**Task goal:**
Gather every line that includes the word "slope", please.

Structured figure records
Begin
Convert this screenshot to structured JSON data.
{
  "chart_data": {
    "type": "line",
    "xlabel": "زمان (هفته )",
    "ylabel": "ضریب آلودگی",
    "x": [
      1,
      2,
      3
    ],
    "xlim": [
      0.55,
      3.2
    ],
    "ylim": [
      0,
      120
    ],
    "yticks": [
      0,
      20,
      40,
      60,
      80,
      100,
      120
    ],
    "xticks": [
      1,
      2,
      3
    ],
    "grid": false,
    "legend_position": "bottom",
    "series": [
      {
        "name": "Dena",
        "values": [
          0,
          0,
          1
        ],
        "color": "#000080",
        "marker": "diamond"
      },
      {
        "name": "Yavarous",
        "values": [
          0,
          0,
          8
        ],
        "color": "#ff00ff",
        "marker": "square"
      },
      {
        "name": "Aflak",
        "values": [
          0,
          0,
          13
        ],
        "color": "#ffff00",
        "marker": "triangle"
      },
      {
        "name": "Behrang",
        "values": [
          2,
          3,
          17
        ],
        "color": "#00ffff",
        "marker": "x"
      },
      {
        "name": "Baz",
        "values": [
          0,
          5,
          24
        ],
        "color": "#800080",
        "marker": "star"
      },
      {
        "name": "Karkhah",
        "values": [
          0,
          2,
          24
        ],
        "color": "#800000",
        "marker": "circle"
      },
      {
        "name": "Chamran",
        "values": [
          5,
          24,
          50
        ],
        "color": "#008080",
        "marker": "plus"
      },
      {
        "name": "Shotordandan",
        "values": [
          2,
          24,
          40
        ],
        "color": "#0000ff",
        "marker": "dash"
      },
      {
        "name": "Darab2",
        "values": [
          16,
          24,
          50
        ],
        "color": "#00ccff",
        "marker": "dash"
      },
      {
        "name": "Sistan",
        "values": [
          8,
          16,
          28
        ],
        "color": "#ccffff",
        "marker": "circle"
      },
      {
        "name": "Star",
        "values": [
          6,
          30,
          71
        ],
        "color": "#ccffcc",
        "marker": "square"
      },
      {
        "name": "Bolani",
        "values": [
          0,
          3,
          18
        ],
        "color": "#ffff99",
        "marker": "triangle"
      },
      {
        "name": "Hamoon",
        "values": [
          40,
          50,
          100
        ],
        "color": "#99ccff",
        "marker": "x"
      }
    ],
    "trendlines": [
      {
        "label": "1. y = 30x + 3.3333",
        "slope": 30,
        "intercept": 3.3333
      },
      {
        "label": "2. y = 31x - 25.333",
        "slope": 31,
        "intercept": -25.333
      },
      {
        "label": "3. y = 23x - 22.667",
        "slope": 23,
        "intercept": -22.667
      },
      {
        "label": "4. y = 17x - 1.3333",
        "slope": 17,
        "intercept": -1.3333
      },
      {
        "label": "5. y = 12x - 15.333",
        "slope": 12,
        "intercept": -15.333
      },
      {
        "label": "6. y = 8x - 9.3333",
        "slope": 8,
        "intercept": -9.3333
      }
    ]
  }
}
End
**Response:**
        "slope": 30,
        "slope": 31,
        "slope": 23,
        "slope": 17,
        "slope": 12,
        "slope": 8,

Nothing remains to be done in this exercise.